■ **AIM OF THE EXERCISE**: Retype all the records with nothing changed.
* Begin *
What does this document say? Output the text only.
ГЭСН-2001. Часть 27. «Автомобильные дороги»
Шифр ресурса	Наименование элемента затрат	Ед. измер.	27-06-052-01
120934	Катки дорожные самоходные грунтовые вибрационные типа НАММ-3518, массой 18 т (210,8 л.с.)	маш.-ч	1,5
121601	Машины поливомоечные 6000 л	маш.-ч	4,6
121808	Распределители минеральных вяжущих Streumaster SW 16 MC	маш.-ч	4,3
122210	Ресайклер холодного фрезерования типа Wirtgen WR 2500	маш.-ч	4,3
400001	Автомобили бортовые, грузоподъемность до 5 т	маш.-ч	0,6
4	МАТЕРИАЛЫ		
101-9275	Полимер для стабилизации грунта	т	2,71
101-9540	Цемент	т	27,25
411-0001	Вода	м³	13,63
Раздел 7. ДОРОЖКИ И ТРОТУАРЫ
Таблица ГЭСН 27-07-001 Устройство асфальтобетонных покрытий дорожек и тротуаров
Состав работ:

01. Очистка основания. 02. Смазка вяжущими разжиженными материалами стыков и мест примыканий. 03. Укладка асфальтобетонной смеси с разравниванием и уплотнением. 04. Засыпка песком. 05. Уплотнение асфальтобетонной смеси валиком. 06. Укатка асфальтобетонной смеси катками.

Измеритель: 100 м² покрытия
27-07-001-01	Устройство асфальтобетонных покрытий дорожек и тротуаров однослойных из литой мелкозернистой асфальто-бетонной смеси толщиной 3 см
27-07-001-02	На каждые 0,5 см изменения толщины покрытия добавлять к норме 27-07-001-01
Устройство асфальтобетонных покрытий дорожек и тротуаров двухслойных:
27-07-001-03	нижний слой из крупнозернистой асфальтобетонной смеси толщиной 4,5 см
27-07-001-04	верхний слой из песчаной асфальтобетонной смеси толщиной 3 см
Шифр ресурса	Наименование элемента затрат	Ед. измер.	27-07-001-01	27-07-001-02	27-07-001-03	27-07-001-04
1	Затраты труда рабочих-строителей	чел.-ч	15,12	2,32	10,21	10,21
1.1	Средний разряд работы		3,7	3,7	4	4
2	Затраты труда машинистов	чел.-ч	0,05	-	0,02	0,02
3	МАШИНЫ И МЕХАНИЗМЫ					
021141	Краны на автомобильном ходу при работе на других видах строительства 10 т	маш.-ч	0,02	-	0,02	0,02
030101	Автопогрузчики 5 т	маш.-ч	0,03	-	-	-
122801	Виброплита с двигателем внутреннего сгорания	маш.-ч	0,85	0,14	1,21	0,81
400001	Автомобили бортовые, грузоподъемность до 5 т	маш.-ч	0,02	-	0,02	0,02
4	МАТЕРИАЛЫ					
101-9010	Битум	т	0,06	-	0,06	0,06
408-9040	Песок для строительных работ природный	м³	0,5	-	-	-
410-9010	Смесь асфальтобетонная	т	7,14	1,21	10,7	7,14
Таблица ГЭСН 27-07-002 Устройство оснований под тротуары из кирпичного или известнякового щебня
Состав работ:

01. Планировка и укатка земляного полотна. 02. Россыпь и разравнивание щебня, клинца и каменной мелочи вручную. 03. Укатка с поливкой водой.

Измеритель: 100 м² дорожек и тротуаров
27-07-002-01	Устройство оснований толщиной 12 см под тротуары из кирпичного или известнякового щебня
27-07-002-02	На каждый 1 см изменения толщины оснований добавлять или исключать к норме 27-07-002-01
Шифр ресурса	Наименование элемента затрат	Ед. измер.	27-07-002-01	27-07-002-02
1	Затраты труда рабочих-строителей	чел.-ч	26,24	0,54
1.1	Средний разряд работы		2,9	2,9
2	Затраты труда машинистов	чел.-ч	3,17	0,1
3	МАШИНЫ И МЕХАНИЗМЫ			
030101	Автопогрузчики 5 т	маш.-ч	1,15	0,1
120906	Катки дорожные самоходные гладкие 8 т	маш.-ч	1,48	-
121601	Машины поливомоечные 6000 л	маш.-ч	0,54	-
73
* End *
■ **EXERCISE OUTPUT**:
What does this document say? Output the text only.
ГЭСН-2001. Часть 27. «Автомобильные дороги»
Шифр ресурса	Наименование элемента затрат	Ед. измер.	27-06-052-01
120934	Катки дорожные самоходные грунтовые вибрационные типа НАММ-3518, массой 18 т (210,8 л.с.)	маш.-ч	1,5
121601	Машины поливомоечные 6000 л	маш.-ч	4,6
121808	Распределители минеральных вяжущих Streumaster SW 16 MC	маш.-ч	4,3
122210	Ресайклер холодного фрезерования типа Wirtgen WR 2500	маш.-ч	4,3
400001	Автомобили бортовые, грузоподъемность до 5 т	маш.-ч	0,6
4	МАТЕРИАЛЫ		
101-9275	Полимер для стабилизации грунта	т	2,71
101-9540	Цемент	т	27,25
411-0001	Вода	м³	13,63
Раздел 7. ДОРОЖКИ И ТРОТУАРЫ
Таблица ГЭСН 27-07-001 Устройство асфальтобетонных покрытий дорожек и тротуаров
Состав работ:

01. Очистка основания. 02. Смазка вяжущими разжиженными материалами стыков и мест примыканий. 03. Укладка асфальтобетонной смеси с разравниванием и уплотнением. 04. Засыпка песком. 05. Уплотнение асфальтобетонной смеси валиком. 06. Укатка асфальтобетонной смеси катками.

Измеритель: 100 м² покрытия
27-07-001-01	Устройство асфальтобетонных покрытий дорожек и тротуаров однослойных из литой мелкозернистой асфальто-бетонной смеси толщиной 3 см
27-07-001-02	На каждые 0,5 см изменения толщины покрытия добавлять к норме 27-07-001-01
Устройство асфальтобетонных покрытий дорожек и тротуаров двухслойных:
27-07-001-03	нижний слой из крупнозернистой асфальтобетонной смеси толщиной 4,5 см
27-07-001-04	верхний слой из песчаной асфальтобетонной смеси толщиной 3 см
Шифр ресурса	Наименование элемента затрат	Ед. измер.	27-07-001-01	27-07-001-02	27-07-001-03	27-07-001-04
1	Затраты труда рабочих-строителей	чел.-ч	15,12	2,32	10,21	10,21
1.1	Средний разряд работы		3,7	3,7	4	4
2	Затраты труда машинистов	чел.-ч	0,05	-	0,02	0,02
3	МАШИНЫ И МЕХАНИЗМЫ					
021141	Краны на автомобильном ходу при работе на других видах строительства 10 т	маш.-ч	0,02	-	0,02	0,02
030101	Автопогрузчики 5 т	маш.-ч	0,03	-	-	-
122801	Виброплита с двигателем внутреннего сгорания	маш.-ч	0,85	0,14	1,21	0,81
400001	Автомобили бортовые, грузоподъемность до 5 т	маш.-ч	0,02	-	0,02	0,02
4	МАТЕРИАЛЫ					
101-9010	Битум	т	0,06	-	0,06	0,06
408-9040	Песок для строительных работ природный	м³	0,5	-	-	-
410-9010	Смесь асфальтобетонная	т	7,14	1,21	10,7	7,14
Таблица ГЭСН 27-07-002 Устройство оснований под тротуары из кирпичного или известнякового щебня
Состав работ:

01. Планировка и укатка земляного полотна. 02. Россыпь и разравнивание щебня, клинца и каменной мелочи вручную. 03. Укатка с поливкой водой.

Измеритель: 100 м² дорожек и тротуаров
27-07-002-01	Устройство оснований толщиной 12 см под тротуары из кирпичного или известнякового щебня
27-07-002-02	На каждый 1 см изменения толщины оснований добавлять или исключать к норме 27-07-002-01
Шифр ресурса	Наименование элемента затрат	Ед. измер.	27-07-002-01	27-07-002-02
1	Затраты труда рабочих-строителей	чел.-ч	26,24	0,54
1.1	Средний разряд работы		2,9	2,9
2	Затраты труда машинистов	чел.-ч	3,17	0,1
3	МАШИНЫ И МЕХАНИЗМЫ			
030101	Автопогрузчики 5 т	маш.-ч	1,15	0,1
120906	Катки дорожные самоходные гладкие 8 т	маш.-ч	1,48	-
121601	Машины поливомоечные 6000 л	маш.-ч	0,54	-
73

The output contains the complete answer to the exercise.